#### [Texto fuente]
Cuando tu Señor se dirigió a la descendencia de los Banu Adam e hizo que testimoniaran sobre ellos mismos: “¿Acaso no soy Yo vuestro Señor?” Respondieron: “Atestiguamos que lo eres.” Y ello para que el Día del Resurgimiento no dijerais: “En verdad que desconocíamos este asunto.” Ni pudierais excusaros diciendo: “Ya nuestros padres eran idólatras y nosotros fuimos sus descendientes. ¿Vas a destruirnos por lo que han hecho los falaces?” (Corán 7 al ‘araf – 172, 173)

Nos han dicho repetidamente que eso son patrañas de los antiguos, mitos, leyendas… La realidad, la verdad, está en la ciencia, en la NASA, en la CIA. Son ellos los que la han encontrado y nos la presentan diariamente en los medios de comunicación, medios que están a su servicio –un círculo vicioso, una espiral asesina que nos va engullendo.

Ítems almacenados

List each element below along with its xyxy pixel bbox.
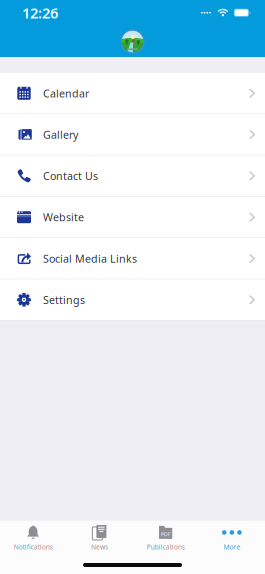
staticText: 12:26: [22, 3, 58, 22]
staticText: Social Media Links: [43, 251, 137, 266]
staticText: Calendar: [43, 86, 89, 100]
staticText: News: [91, 542, 108, 551]
staticText: Gallery: [43, 128, 78, 142]
button[interactable]: News: [66, 520, 132, 554]
button[interactable]: Calendar: [0, 73, 265, 114]
staticText: Contact Us: [43, 169, 98, 183]
button[interactable]: Settings: [0, 280, 265, 321]
button[interactable]: Gallery: [0, 114, 265, 156]
button[interactable]: PDF: [132, 520, 199, 554]
staticText: Website: [43, 210, 84, 224]
staticText: Notifications: [14, 542, 53, 551]
staticText: Settings: [43, 293, 85, 307]
button[interactable]: Website: [0, 197, 265, 238]
staticText: PDF: [161, 531, 171, 538]
button[interactable]: Social Media Links: [0, 238, 265, 280]
button[interactable]: More: [199, 520, 265, 554]
button[interactable]: Notifications: [0, 520, 66, 554]
button[interactable]: Contact Us: [0, 156, 265, 197]
staticText: Publications: [147, 542, 185, 551]
staticText: More: [223, 542, 240, 551]
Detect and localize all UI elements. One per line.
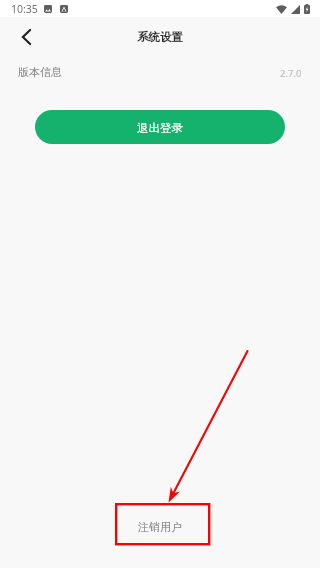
button[interactable]: 注销用户 (113, 506, 207, 548)
button[interactable]: 退出登录 (35, 110, 285, 144)
staticText: 系统设置 (137, 30, 183, 44)
button[interactable]: 版本信息 (0, 57, 320, 87)
staticText: 退出登录 (137, 121, 183, 135)
staticText: 注销用户 (138, 520, 182, 534)
button[interactable]: Back (4, 17, 48, 57)
staticText: 2.7.0 (280, 67, 302, 80)
staticText: 10:35 (11, 2, 38, 16)
staticText: 版本信息 (18, 65, 62, 79)
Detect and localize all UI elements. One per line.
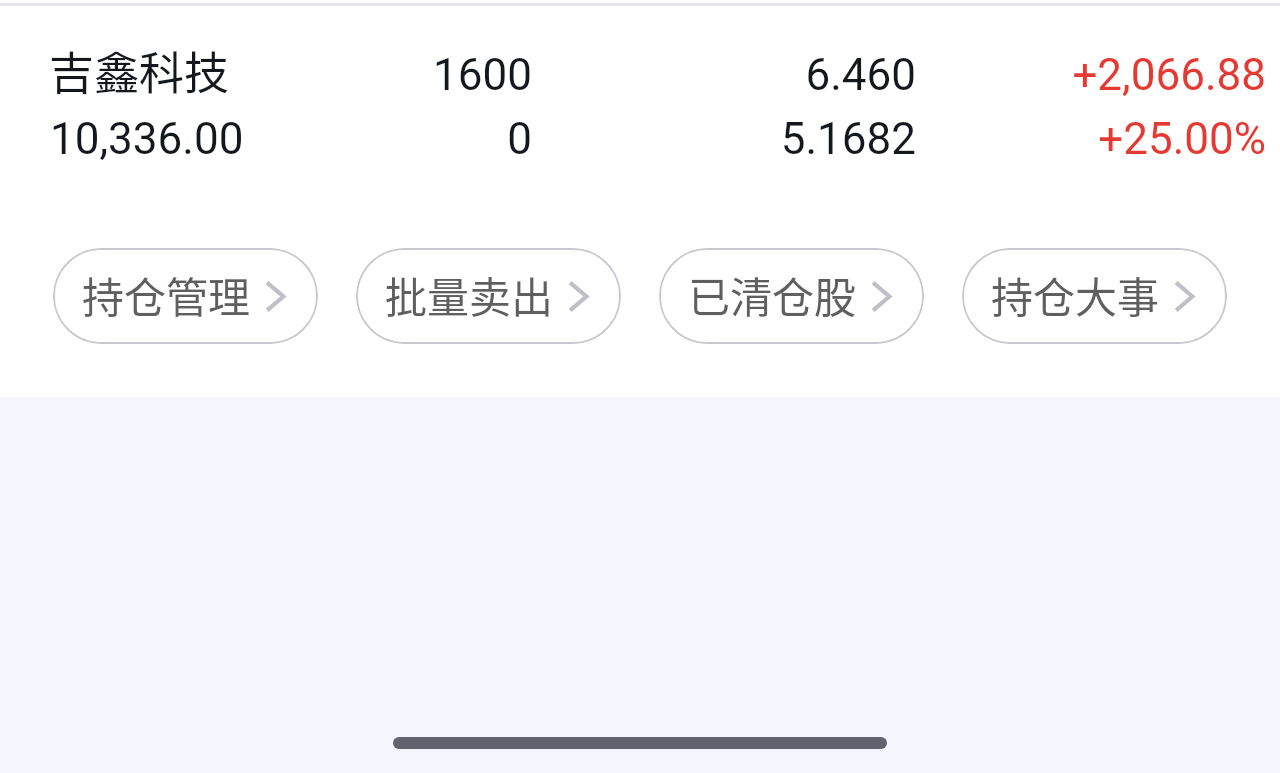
button[interactable]: 批量卖出 [356, 248, 621, 344]
staticText: 持仓大事 [991, 264, 1160, 325]
staticText: 0 [148, 113, 532, 165]
staticText: +2,066.88 [916, 49, 1266, 101]
staticText: 持仓管理 [82, 264, 251, 325]
other: 查看已清仓股 [871, 280, 892, 313]
other: 查看持仓大事 [1174, 280, 1195, 313]
button[interactable]: 持仓管理 [53, 248, 318, 344]
button[interactable]: 持仓大事 [962, 248, 1227, 344]
staticText: 1600 [148, 49, 532, 101]
other: 查看批量卖出 [568, 280, 589, 313]
staticText: 6.460 [532, 49, 916, 101]
staticText: +25.00% [916, 113, 1266, 165]
button[interactable]: 吉鑫科技 [0, 24, 1280, 176]
staticText: 批量卖出 [385, 264, 554, 325]
other: 查看持仓管理 [265, 280, 286, 313]
staticText: 吉鑫科技 [49, 38, 519, 103]
staticText: 10,336.00 [50, 113, 520, 165]
staticText: 已清仓股 [688, 264, 857, 325]
staticText: 5.1682 [532, 113, 916, 165]
button[interactable]: 已清仓股 [659, 248, 924, 344]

#### [Objetivo del ejercicio]
En el texto sobre el pasaje del Corán, ¿qué contestaron los descendientes de los Banu Adam cuando su Señor les preguntó si Él era su Señor?

#### [La respuesta]
Respondieron: "Atestiguamos que lo eres."